» Problem description
From the entries below, count the lines with "lock". Write only the count.

>> start Information given

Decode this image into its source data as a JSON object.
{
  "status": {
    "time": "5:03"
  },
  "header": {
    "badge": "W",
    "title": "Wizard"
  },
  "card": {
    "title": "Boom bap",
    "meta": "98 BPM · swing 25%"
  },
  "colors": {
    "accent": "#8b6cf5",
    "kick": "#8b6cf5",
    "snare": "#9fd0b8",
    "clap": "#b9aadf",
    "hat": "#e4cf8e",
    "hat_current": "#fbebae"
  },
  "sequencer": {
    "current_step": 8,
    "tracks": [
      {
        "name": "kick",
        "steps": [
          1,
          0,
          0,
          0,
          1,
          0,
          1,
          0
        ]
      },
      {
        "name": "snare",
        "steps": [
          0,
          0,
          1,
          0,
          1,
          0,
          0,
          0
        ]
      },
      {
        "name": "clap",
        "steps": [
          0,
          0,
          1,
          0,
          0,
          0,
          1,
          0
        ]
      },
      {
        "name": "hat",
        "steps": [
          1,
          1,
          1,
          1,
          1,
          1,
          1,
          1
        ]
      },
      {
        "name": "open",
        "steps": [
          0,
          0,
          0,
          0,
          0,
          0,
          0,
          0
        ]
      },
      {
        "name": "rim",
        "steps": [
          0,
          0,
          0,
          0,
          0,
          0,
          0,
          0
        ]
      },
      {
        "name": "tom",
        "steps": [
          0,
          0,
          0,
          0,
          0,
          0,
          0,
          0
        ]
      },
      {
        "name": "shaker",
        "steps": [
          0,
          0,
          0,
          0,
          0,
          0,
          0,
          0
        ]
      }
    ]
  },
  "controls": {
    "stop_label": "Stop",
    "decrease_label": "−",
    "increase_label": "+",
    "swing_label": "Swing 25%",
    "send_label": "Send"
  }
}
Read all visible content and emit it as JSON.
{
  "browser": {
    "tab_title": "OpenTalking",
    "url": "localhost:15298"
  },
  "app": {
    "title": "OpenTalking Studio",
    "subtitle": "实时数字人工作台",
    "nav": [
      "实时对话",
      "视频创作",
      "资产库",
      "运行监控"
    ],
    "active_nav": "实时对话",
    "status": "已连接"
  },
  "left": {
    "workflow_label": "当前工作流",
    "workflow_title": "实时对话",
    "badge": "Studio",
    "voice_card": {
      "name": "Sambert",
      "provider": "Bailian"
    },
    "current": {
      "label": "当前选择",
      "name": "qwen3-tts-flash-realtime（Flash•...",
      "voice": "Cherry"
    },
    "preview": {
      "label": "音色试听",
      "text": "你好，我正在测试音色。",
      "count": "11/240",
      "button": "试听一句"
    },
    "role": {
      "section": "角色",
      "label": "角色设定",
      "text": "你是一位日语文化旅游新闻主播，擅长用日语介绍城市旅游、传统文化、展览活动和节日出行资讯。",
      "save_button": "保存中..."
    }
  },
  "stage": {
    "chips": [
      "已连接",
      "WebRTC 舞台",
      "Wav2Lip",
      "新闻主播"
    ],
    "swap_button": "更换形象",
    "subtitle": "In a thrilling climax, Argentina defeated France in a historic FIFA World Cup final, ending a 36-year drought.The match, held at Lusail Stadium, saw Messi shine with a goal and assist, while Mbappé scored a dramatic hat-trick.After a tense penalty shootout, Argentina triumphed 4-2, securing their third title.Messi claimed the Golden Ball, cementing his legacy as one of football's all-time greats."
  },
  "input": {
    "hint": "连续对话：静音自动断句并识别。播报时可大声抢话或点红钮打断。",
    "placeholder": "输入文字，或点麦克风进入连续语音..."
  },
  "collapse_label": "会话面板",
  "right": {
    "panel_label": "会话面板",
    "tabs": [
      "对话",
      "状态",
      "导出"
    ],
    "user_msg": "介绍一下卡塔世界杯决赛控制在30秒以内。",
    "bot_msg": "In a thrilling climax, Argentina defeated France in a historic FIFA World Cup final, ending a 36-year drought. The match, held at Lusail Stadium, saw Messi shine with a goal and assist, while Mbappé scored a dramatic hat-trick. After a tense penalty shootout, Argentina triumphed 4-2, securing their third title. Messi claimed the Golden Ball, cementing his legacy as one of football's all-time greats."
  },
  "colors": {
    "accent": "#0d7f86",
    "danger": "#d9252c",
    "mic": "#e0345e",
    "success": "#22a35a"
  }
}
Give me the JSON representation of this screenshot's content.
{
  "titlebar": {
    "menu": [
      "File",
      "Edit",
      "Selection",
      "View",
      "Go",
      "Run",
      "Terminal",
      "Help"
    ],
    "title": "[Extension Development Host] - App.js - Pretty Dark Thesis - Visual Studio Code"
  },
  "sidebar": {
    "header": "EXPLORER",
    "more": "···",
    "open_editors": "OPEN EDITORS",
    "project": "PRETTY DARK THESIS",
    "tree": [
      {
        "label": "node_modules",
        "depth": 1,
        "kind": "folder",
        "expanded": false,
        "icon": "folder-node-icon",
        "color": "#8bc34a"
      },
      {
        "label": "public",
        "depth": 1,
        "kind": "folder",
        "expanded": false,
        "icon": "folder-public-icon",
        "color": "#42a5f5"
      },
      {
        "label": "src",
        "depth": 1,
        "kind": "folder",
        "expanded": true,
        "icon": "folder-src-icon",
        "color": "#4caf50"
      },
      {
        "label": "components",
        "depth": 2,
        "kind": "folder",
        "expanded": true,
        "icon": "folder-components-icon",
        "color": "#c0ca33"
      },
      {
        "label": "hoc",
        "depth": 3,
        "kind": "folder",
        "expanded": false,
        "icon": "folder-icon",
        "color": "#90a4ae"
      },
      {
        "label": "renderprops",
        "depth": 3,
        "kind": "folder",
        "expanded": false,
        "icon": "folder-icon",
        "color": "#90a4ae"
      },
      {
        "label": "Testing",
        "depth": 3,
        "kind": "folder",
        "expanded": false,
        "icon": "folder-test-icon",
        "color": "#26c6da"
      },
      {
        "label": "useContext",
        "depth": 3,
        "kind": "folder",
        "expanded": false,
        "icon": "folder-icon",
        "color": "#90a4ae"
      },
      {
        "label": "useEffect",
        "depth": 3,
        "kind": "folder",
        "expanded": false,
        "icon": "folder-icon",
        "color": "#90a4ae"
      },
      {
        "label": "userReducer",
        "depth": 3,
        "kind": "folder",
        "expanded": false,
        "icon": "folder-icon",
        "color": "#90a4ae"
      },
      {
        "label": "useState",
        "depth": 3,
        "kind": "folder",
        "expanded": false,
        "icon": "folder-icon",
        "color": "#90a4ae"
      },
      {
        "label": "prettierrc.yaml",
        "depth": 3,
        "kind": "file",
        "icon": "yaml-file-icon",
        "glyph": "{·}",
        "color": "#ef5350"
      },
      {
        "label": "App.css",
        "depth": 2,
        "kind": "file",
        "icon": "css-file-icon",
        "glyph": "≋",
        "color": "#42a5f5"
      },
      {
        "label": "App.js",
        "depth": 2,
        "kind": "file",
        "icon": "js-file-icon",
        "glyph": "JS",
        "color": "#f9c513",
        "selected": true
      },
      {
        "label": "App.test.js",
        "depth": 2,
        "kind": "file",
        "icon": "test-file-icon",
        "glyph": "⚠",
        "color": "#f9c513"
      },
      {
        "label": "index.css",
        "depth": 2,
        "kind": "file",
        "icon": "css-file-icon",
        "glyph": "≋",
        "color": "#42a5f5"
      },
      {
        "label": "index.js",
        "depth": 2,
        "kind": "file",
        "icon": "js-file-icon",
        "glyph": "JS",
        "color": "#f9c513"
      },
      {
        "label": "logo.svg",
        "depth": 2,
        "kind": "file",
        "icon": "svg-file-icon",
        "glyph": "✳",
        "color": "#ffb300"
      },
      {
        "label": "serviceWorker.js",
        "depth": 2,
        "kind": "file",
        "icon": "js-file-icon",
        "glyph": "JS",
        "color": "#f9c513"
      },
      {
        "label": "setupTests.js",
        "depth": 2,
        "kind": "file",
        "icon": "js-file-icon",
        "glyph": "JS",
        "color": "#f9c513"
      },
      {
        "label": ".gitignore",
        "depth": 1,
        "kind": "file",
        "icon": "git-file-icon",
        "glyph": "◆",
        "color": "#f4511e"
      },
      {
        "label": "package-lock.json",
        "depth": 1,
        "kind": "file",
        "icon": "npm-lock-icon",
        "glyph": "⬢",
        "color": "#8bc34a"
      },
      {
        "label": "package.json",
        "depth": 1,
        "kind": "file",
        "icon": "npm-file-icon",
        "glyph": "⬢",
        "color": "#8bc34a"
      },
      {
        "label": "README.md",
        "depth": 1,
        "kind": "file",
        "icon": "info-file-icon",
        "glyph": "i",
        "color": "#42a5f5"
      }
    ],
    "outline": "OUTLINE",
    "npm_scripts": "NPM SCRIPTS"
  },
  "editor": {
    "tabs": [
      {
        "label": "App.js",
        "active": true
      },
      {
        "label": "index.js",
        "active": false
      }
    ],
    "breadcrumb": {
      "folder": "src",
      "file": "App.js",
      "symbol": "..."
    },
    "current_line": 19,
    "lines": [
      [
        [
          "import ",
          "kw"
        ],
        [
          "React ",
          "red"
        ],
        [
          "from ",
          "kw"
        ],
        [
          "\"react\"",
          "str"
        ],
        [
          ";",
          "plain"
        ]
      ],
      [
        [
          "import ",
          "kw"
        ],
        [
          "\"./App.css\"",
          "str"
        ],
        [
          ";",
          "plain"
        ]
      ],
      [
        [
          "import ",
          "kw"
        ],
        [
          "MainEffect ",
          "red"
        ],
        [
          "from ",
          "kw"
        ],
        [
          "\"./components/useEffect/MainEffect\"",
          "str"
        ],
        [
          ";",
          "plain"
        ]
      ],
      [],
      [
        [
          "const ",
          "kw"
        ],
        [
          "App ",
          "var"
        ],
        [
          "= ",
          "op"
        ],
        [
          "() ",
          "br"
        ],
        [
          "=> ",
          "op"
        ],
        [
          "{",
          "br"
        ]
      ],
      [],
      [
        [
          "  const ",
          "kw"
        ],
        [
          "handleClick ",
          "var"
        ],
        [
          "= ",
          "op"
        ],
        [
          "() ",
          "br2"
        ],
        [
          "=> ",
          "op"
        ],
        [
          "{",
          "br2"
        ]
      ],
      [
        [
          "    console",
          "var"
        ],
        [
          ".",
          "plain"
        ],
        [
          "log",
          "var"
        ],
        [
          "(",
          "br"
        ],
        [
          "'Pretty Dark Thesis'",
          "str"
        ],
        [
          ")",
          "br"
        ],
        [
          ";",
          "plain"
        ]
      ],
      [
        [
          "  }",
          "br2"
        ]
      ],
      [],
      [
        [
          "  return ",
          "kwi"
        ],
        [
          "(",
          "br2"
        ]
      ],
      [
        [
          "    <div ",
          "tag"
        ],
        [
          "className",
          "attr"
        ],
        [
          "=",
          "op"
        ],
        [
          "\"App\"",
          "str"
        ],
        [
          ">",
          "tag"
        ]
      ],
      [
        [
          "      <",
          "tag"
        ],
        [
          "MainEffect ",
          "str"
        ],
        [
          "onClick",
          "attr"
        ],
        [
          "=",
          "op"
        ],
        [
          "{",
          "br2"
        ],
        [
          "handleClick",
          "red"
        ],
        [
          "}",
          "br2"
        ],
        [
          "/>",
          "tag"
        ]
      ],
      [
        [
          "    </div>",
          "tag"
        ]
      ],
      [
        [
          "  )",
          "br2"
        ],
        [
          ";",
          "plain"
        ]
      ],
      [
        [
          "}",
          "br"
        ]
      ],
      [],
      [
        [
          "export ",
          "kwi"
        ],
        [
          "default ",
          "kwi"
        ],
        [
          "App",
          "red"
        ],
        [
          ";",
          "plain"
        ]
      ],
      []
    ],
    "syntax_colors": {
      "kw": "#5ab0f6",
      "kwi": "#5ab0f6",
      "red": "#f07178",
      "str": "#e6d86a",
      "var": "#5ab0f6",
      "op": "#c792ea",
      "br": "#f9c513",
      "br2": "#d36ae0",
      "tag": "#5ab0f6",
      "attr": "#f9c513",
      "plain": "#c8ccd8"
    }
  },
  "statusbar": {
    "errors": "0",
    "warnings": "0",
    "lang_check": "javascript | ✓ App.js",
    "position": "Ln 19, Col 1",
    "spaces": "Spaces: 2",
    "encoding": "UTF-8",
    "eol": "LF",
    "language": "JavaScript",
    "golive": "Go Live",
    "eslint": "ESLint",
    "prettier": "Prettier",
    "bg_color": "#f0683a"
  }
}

>> end Information given

» Result of this exercise
2